> _Set task_
The records below should be written out again, exactly.

> _Recorded data_
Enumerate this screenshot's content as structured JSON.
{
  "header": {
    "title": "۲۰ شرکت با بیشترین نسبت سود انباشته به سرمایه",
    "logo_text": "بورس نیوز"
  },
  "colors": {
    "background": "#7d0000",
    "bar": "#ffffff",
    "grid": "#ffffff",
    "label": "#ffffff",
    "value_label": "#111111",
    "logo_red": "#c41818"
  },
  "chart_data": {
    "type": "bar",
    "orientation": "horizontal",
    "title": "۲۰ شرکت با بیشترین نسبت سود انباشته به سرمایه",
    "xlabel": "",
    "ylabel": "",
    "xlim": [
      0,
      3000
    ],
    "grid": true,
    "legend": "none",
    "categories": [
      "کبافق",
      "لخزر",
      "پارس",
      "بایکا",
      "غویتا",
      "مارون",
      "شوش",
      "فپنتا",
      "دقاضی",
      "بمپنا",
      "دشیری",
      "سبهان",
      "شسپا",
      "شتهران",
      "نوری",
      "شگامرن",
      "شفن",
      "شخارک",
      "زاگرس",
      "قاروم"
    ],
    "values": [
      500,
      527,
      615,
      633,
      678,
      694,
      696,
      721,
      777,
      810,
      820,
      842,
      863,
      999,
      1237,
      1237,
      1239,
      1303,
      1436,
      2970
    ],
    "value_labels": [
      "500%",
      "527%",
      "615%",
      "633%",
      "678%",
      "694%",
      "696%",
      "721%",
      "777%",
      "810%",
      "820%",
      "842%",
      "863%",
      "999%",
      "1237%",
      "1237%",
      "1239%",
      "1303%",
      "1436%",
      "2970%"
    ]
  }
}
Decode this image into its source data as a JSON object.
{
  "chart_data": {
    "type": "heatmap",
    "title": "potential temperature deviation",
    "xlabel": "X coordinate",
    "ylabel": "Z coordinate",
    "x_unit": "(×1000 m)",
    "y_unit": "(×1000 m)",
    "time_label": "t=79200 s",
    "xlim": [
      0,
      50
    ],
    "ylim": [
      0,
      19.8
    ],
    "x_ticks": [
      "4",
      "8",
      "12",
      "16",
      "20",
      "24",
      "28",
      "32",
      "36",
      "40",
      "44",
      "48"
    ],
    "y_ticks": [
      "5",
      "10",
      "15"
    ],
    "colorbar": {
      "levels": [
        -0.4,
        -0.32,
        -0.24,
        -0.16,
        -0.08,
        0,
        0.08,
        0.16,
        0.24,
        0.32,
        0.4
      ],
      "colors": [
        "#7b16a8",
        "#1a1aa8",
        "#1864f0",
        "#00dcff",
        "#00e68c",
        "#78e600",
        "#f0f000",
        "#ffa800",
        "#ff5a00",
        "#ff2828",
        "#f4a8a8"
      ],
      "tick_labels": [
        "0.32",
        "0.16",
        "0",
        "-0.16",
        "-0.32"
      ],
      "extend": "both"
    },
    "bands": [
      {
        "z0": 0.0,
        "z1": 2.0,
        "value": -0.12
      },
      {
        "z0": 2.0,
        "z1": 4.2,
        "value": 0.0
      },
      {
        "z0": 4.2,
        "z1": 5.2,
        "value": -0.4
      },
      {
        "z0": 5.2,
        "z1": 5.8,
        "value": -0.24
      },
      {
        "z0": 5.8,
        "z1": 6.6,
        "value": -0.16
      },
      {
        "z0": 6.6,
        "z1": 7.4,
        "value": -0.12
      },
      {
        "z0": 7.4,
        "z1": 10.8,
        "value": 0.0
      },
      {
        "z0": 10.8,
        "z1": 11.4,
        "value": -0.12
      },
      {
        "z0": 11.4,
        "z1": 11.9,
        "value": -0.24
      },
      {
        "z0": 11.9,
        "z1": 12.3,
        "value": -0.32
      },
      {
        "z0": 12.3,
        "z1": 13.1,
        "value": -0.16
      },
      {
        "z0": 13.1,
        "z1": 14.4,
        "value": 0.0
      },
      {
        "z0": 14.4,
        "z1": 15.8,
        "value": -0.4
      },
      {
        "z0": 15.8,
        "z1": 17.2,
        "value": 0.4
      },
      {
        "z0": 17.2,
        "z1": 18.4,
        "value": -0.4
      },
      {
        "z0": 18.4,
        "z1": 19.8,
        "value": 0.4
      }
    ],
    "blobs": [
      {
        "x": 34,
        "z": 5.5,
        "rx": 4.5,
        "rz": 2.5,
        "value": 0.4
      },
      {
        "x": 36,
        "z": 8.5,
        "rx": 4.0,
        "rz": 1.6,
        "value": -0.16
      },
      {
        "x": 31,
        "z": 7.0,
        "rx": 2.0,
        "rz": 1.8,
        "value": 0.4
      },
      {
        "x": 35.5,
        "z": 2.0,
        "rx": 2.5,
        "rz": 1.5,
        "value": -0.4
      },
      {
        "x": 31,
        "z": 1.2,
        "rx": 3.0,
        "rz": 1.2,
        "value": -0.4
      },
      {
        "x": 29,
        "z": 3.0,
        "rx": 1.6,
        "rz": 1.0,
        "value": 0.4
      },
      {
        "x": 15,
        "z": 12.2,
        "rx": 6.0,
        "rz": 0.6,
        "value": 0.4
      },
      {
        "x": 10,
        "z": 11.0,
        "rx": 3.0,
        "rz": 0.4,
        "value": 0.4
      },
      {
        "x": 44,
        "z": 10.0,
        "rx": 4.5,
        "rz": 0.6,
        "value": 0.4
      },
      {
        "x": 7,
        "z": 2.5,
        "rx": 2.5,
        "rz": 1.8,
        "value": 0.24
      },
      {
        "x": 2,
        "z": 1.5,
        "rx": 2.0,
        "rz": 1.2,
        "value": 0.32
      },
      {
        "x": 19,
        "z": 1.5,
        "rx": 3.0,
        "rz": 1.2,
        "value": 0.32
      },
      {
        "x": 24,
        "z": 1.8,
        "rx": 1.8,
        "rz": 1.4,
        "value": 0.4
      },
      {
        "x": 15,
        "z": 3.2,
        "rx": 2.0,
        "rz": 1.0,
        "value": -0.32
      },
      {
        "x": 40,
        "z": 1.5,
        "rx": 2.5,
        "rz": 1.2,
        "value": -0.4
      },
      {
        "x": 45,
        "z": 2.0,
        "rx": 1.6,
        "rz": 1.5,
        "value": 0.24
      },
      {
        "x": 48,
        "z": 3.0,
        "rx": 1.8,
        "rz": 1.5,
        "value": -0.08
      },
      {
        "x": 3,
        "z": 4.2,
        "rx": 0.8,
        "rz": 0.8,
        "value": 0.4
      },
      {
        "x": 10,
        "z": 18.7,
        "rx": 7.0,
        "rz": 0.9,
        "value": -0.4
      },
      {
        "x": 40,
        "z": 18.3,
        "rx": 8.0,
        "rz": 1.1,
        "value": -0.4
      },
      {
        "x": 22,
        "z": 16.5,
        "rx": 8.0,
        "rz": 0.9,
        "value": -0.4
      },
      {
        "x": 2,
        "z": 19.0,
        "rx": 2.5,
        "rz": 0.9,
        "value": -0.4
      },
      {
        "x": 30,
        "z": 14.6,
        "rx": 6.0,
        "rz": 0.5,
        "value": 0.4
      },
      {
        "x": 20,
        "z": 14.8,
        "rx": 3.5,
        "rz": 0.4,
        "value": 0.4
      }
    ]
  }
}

> _Response below_
Enumerate this screenshot's content as structured JSON.
{
  "header": {
    "title": "۲۰ شرکت با بیشترین نسبت سود انباشته به سرمایه",
    "logo_text": "بورس نیوز"
  },
  "colors": {
    "background": "#7d0000",
    "bar": "#ffffff",
    "grid": "#ffffff",
    "label": "#ffffff",
    "value_label": "#111111",
    "logo_red": "#c41818"
  },
  "chart_data": {
    "type": "bar",
    "orientation": "horizontal",
    "title": "۲۰ شرکت با بیشترین نسبت سود انباشته به سرمایه",
    "xlabel": "",
    "ylabel": "",
    "xlim": [
      0,
      3000
    ],
    "grid": true,
    "legend": "none",
    "categories": [
      "کبافق",
      "لخزر",
      "پارس",
      "بایکا",
      "غویتا",
      "مارون",
      "شوش",
      "فپنتا",
      "دقاضی",
      "بمپنا",
      "دشیری",
      "سبهان",
      "شسپا",
      "شتهران",
      "نوری",
      "شگامرن",
      "شفن",
      "شخارک",
      "زاگرس",
      "قاروم"
    ],
    "values": [
      500,
      527,
      615,
      633,
      678,
      694,
      696,
      721,
      777,
      810,
      820,
      842,
      863,
      999,
      1237,
      1237,
      1239,
      1303,
      1436,
      2970
    ],
    "value_labels": [
      "500%",
      "527%",
      "615%",
      "633%",
      "678%",
      "694%",
      "696%",
      "721%",
      "777%",
      "810%",
      "820%",
      "842%",
      "863%",
      "999%",
      "1237%",
      "1237%",
      "1239%",
      "1303%",
      "1436%",
      "2970%"
    ]
  }
}
Decode this image into its source data as a JSON object.
{
  "chart_data": {
    "type": "heatmap",
    "title": "potential temperature deviation",
    "xlabel": "X coordinate",
    "ylabel": "Z coordinate",
    "x_unit": "(×1000 m)",
    "y_unit": "(×1000 m)",
    "time_label": "t=79200 s",
    "xlim": [
      0,
      50
    ],
    "ylim": [
      0,
      19.8
    ],
    "x_ticks": [
      "4",
      "8",
      "12",
      "16",
      "20",
      "24",
      "28",
      "32",
      "36",
      "40",
      "44",
      "48"
    ],
    "y_ticks": [
      "5",
      "10",
      "15"
    ],
    "colorbar": {
      "levels": [
        -0.4,
        -0.32,
        -0.24,
        -0.16,
        -0.08,
        0,
        0.08,
        0.16,
        0.24,
        0.32,
        0.4
      ],
      "colors": [
        "#7b16a8",
        "#1a1aa8",
        "#1864f0",
        "#00dcff",
        "#00e68c",
        "#78e600",
        "#f0f000",
        "#ffa800",
        "#ff5a00",
        "#ff2828",
        "#f4a8a8"
      ],
      "tick_labels": [
        "0.32",
        "0.16",
        "0",
        "-0.16",
        "-0.32"
      ],
      "extend": "both"
    },
    "bands": [
      {
        "z0": 0.0,
        "z1": 2.0,
        "value": -0.12
      },
      {
        "z0": 2.0,
        "z1": 4.2,
        "value": 0.0
      },
      {
        "z0": 4.2,
        "z1": 5.2,
        "value": -0.4
      },
      {
        "z0": 5.2,
        "z1": 5.8,
        "value": -0.24
      },
      {
        "z0": 5.8,
        "z1": 6.6,
        "value": -0.16
      },
      {
        "z0": 6.6,
        "z1": 7.4,
        "value": -0.12
      },
      {
        "z0": 7.4,
        "z1": 10.8,
        "value": 0.0
      },
      {
        "z0": 10.8,
        "z1": 11.4,
        "value": -0.12
      },
      {
        "z0": 11.4,
        "z1": 11.9,
        "value": -0.24
      },
      {
        "z0": 11.9,
        "z1": 12.3,
        "value": -0.32
      },
      {
        "z0": 12.3,
        "z1": 13.1,
        "value": -0.16
      },
      {
        "z0": 13.1,
        "z1": 14.4,
        "value": 0.0
      },
      {
        "z0": 14.4,
        "z1": 15.8,
        "value": -0.4
      },
      {
        "z0": 15.8,
        "z1": 17.2,
        "value": 0.4
      },
      {
        "z0": 17.2,
        "z1": 18.4,
        "value": -0.4
      },
      {
        "z0": 18.4,
        "z1": 19.8,
        "value": 0.4
      }
    ],
    "blobs": [
      {
        "x": 34,
        "z": 5.5,
        "rx": 4.5,
        "rz": 2.5,
        "value": 0.4
      },
      {
        "x": 36,
        "z": 8.5,
        "rx": 4.0,
        "rz": 1.6,
        "value": -0.16
      },
      {
        "x": 31,
        "z": 7.0,
        "rx": 2.0,
        "rz": 1.8,
        "value": 0.4
      },
      {
        "x": 35.5,
        "z": 2.0,
        "rx": 2.5,
        "rz": 1.5,
        "value": -0.4
      },
      {
        "x": 31,
        "z": 1.2,
        "rx": 3.0,
        "rz": 1.2,
        "value": -0.4
      },
      {
        "x": 29,
        "z": 3.0,
        "rx": 1.6,
        "rz": 1.0,
        "value": 0.4
      },
      {
        "x": 15,
        "z": 12.2,
        "rx": 6.0,
        "rz": 0.6,
        "value": 0.4
      },
      {
        "x": 10,
        "z": 11.0,
        "rx": 3.0,
        "rz": 0.4,
        "value": 0.4
      },
      {
        "x": 44,
        "z": 10.0,
        "rx": 4.5,
        "rz": 0.6,
        "value": 0.4
      },
      {
        "x": 7,
        "z": 2.5,
        "rx": 2.5,
        "rz": 1.8,
        "value": 0.24
      },
      {
        "x": 2,
        "z": 1.5,
        "rx": 2.0,
        "rz": 1.2,
        "value": 0.32
      },
      {
        "x": 19,
        "z": 1.5,
        "rx": 3.0,
        "rz": 1.2,
        "value": 0.32
      },
      {
        "x": 24,
        "z": 1.8,
        "rx": 1.8,
        "rz": 1.4,
        "value": 0.4
      },
      {
        "x": 15,
        "z": 3.2,
        "rx": 2.0,
        "rz": 1.0,
        "value": -0.32
      },
      {
        "x": 40,
        "z": 1.5,
        "rx": 2.5,
        "rz": 1.2,
        "value": -0.4
      },
      {
        "x": 45,
        "z": 2.0,
        "rx": 1.6,
        "rz": 1.5,
        "value": 0.24
      },
      {
        "x": 48,
        "z": 3.0,
        "rx": 1.8,
        "rz": 1.5,
        "value": -0.08
      },
      {
        "x": 3,
        "z": 4.2,
        "rx": 0.8,
        "rz": 0.8,
        "value": 0.4
      },
      {
        "x": 10,
        "z": 18.7,
        "rx": 7.0,
        "rz": 0.9,
        "value": -0.4
      },
      {
        "x": 40,
        "z": 18.3,
        "rx": 8.0,
        "rz": 1.1,
        "value": -0.4
      },
      {
        "x": 22,
        "z": 16.5,
        "rx": 8.0,
        "rz": 0.9,
        "value": -0.4
      },
      {
        "x": 2,
        "z": 19.0,
        "rx": 2.5,
        "rz": 0.9,
        "value": -0.4
      },
      {
        "x": 30,
        "z": 14.6,
        "rx": 6.0,
        "rz": 0.5,
        "value": 0.4
      },
      {
        "x": 20,
        "z": 14.8,
        "rx": 3.5,
        "rz": 0.4,
        "value": 0.4
      }
    ]
  }
}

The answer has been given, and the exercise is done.